TEXT EXCERPT -
-----
Transistor Switch Motor

I am building a toy and can not get a transistor switch to work using Uno. It only works when I remove the 330ohm pin resistor. It seems wrong to not have the resistor. Further, when it do get the switch to work and the motor runs, the voltage at the motor terminal drops from 3V to to about 1.4V. Is it ok to remove the resistor? Why does voltage drop so much? How can I keep the voltage higher?
**Note in diagram D10 goes to UNO pin 10. I have a vibration switch on UNO 5V and A4.

int sensorPin = 4;
int motorPin = 10;
int sensorValue = 0;
int ledPin = 13;

void setup() {
pinMode(motorPin, OUTPUT);
pinMode(sensorPin, INPUT);
digitalWrite(ledPin, LOW);
void loop() {
sensorValue = analogRead(sensorPin);
if (sensorValue>900)
{digitalWrite(motorPin, HIGH);
digitalWrite(ledPin, HIGH);
digitalWrite(motorPin, LOW);
digitalWrite(ledPin, LOW);}



Do some more work on your schematic.
-----
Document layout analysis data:
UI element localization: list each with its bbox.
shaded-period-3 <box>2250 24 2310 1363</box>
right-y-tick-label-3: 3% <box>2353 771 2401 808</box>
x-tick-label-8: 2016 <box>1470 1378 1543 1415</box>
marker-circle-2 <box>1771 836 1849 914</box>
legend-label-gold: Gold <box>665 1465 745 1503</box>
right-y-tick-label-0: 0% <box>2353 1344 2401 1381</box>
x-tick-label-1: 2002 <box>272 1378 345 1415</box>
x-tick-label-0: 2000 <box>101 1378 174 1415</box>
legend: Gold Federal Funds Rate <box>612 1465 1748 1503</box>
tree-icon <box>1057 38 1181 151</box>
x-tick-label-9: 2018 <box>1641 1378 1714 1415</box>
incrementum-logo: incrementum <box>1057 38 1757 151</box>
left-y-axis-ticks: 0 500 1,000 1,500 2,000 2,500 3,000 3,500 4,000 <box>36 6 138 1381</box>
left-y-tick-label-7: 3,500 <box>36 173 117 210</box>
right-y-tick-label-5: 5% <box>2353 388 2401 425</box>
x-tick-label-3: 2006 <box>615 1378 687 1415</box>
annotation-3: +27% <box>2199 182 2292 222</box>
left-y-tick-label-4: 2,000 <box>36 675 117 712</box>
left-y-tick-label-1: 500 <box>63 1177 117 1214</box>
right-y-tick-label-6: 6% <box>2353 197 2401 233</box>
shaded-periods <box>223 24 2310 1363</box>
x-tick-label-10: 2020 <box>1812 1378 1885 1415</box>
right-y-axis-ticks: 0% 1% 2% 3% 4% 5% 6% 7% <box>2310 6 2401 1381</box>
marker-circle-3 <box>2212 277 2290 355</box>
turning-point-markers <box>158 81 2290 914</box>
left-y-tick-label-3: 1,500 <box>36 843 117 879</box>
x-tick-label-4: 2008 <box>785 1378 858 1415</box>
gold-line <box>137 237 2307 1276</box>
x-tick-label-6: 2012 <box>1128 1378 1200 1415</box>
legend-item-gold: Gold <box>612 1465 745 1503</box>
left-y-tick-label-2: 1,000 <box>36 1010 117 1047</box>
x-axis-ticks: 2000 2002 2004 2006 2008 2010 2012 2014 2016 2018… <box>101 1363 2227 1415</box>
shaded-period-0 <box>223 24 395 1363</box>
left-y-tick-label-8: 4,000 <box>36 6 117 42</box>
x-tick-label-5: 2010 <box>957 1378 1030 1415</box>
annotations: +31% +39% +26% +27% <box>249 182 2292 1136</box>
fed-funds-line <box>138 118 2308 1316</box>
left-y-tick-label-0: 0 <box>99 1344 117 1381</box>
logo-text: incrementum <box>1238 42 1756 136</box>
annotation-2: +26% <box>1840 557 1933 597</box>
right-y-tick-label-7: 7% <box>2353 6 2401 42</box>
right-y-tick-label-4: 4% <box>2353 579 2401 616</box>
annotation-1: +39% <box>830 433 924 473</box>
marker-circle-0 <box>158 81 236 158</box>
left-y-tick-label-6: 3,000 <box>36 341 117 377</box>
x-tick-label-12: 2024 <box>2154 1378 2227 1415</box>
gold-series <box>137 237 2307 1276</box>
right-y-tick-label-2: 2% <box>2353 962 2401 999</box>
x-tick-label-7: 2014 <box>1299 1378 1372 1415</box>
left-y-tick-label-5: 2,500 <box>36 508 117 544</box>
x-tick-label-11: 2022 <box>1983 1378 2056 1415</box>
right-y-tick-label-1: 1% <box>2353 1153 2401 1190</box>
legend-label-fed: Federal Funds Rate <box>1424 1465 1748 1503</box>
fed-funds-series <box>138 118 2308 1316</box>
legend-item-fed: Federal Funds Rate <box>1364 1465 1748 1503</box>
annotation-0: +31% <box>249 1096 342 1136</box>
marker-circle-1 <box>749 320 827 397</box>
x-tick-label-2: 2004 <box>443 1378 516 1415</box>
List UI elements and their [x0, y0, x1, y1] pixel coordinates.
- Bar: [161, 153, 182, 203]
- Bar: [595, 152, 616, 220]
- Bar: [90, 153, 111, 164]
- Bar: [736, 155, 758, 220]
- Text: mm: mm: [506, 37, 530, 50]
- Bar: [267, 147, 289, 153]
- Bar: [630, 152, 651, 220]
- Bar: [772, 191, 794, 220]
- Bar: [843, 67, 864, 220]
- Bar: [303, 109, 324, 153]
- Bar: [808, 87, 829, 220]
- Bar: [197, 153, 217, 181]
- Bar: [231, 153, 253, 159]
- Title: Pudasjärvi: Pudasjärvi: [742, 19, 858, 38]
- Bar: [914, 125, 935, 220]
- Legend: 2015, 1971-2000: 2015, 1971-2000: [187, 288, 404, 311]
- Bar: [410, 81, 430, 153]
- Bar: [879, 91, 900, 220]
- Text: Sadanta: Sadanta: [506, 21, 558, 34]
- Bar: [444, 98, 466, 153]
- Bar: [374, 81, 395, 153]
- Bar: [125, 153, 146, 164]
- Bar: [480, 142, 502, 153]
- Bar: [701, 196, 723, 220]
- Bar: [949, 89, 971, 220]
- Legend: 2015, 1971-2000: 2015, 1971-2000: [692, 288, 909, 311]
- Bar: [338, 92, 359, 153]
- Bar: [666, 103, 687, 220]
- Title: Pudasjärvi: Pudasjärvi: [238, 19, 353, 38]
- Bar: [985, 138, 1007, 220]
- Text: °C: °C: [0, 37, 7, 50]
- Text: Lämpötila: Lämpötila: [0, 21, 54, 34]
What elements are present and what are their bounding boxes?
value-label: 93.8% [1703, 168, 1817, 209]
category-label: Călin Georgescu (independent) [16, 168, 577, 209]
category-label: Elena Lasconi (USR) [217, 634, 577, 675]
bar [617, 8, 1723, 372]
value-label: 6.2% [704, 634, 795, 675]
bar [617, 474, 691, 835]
-----
PARTS OF THE EXERCISE -
a) From the post about the transistor switch motor, print the passage starting with "I am building" and going on through "the voltage higher?".
b) Answer these questions about the post on the transistor switch motor:
(i) What is the resistance of the resistor that has to be removed for the switch to work?
(ii) To what voltage does the motor terminal drop when the motor runs?
(iii) What must sensorValue exceed before motorPin is written HIGH?

TASK RESPONSES -
a)
I am building a toy and can not get a transistor switch to work using Uno. It only works when I remove the 330ohm pin resistor. It seems wrong to not have the resistor. Further, when it do get the switch to work and the motor runs, the voltage at the motor terminal drops from 3V to to about 1.4V. Is it ok to remove the resistor? Why does voltage drop so much? How can I keep the voltage higher?

b)
(i) 330 ohms
(ii) About 1.4V
(iii) 900